**Listed records**.

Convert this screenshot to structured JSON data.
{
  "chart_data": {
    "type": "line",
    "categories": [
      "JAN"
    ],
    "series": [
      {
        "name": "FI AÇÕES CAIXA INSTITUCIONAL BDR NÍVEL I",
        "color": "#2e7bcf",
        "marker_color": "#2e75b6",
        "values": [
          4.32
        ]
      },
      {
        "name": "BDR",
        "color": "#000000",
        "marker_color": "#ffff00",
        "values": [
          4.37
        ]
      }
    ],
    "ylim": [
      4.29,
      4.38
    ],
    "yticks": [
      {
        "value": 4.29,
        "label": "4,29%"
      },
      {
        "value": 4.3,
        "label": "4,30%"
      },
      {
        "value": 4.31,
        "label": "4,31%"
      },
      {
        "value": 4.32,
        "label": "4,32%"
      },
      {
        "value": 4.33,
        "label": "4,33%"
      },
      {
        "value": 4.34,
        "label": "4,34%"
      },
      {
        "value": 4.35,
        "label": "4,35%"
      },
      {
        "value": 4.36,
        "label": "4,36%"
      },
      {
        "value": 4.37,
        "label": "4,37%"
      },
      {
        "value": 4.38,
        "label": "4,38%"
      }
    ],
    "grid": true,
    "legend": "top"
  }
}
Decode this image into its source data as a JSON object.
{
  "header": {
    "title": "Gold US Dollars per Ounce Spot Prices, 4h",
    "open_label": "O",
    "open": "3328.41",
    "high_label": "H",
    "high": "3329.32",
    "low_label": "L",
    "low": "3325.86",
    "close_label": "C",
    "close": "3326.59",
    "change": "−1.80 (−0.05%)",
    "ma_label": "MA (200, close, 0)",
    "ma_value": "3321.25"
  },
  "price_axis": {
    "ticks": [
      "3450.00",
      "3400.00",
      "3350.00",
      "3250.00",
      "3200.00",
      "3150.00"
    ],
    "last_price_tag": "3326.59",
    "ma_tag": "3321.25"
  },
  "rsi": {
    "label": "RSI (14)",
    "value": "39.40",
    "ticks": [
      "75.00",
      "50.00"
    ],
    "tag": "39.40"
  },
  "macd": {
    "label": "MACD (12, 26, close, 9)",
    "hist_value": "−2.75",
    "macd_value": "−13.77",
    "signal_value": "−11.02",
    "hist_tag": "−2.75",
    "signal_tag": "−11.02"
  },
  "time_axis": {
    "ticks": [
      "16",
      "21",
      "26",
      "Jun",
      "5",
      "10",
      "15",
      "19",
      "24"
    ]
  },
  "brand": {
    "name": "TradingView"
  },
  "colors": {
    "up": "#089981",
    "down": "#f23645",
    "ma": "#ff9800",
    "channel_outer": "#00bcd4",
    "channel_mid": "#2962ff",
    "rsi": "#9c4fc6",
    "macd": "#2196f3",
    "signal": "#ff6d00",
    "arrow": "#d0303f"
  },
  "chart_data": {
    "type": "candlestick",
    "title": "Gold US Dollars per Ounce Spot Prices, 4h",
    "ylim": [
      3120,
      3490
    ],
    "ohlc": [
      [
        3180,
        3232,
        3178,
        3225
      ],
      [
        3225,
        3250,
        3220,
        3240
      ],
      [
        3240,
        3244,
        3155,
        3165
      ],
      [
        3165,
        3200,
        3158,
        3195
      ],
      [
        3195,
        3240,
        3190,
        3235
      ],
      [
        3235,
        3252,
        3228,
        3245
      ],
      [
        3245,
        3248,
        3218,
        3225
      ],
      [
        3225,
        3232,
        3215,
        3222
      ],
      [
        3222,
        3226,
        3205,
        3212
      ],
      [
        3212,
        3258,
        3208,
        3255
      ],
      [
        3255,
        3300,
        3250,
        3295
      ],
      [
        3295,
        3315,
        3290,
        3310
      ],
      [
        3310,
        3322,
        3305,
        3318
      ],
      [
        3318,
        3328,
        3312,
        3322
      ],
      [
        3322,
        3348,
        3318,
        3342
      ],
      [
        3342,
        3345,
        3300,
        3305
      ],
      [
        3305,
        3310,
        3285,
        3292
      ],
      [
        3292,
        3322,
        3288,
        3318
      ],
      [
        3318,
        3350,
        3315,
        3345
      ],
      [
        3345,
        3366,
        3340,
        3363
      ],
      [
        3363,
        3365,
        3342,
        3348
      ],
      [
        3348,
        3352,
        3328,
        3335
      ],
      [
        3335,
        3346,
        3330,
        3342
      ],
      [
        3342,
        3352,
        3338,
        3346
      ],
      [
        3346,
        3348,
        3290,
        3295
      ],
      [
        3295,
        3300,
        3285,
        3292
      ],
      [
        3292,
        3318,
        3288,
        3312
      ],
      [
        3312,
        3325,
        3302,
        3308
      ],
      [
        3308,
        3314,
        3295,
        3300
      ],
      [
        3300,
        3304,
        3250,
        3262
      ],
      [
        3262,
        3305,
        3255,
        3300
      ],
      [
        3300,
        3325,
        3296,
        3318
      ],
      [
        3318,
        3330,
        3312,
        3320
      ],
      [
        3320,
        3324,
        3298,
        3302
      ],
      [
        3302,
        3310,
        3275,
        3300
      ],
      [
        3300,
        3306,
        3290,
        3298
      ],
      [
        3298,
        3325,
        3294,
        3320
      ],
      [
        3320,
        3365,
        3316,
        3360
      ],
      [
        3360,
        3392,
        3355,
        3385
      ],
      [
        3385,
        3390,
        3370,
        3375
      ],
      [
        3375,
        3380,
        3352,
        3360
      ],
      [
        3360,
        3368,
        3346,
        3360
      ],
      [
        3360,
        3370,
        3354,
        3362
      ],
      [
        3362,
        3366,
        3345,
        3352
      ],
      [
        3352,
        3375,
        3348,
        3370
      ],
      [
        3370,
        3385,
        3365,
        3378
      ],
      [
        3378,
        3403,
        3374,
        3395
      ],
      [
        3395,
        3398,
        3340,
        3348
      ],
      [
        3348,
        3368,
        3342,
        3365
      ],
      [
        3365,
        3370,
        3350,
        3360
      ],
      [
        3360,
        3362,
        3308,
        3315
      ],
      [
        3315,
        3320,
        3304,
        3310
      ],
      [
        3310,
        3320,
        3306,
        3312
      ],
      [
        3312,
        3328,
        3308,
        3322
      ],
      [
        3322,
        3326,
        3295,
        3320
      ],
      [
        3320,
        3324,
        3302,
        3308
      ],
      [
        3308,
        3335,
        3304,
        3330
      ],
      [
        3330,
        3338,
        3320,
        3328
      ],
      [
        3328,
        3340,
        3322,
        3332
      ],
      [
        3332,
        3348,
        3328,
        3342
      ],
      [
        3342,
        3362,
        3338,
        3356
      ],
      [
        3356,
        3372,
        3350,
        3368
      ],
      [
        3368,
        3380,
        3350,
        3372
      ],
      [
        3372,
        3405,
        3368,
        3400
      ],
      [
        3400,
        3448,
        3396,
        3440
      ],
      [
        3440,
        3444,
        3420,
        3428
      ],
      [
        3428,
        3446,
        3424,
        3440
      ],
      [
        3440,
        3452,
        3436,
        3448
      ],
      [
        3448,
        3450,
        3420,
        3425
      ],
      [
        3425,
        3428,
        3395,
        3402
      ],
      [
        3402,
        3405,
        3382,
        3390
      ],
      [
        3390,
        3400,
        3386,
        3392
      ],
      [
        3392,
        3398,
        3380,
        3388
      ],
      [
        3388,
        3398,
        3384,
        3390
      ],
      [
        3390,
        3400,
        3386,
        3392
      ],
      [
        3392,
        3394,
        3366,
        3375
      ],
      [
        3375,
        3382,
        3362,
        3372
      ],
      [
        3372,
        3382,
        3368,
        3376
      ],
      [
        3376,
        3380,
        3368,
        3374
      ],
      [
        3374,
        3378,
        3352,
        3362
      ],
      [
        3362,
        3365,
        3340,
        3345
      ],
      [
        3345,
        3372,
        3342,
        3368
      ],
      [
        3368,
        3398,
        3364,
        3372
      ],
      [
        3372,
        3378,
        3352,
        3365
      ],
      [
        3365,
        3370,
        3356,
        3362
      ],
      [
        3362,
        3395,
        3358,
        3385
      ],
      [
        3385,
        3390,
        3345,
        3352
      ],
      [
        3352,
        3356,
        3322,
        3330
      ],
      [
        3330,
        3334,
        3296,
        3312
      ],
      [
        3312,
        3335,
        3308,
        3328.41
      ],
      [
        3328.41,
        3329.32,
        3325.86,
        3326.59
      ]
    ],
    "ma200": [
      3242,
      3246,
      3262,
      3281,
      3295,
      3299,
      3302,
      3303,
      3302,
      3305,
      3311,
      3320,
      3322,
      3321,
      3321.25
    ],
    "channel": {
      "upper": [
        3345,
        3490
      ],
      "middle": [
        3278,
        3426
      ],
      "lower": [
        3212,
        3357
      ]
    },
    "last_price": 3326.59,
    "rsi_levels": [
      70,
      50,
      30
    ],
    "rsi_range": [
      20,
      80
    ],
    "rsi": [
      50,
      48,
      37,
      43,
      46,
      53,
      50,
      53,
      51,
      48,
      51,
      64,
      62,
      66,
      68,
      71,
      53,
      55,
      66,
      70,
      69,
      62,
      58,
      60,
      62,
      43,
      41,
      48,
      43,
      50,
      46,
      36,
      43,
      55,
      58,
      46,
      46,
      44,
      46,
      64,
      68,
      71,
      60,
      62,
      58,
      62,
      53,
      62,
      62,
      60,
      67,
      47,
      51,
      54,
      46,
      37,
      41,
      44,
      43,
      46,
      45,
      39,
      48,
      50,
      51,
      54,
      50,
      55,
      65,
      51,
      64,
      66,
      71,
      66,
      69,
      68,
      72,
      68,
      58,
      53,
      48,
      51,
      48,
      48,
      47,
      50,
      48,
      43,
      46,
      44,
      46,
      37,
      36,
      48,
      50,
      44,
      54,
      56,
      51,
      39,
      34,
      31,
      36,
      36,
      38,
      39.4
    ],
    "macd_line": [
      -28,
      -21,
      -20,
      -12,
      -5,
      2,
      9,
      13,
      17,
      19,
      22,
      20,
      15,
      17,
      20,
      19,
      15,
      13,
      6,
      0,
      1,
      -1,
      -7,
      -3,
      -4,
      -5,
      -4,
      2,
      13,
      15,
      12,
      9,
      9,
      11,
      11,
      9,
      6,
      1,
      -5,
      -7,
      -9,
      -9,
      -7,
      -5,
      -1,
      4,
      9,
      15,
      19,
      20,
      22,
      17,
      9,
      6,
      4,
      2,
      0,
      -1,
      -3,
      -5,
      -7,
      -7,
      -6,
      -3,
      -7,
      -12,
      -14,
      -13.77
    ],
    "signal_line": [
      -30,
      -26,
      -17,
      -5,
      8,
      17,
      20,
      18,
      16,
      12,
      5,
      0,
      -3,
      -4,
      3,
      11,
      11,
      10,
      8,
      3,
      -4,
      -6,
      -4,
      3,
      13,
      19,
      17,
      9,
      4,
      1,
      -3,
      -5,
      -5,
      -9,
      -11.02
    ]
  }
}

**Instruction**. Give only the number of lines in the data that include the string "JSON".

**Task result**. 2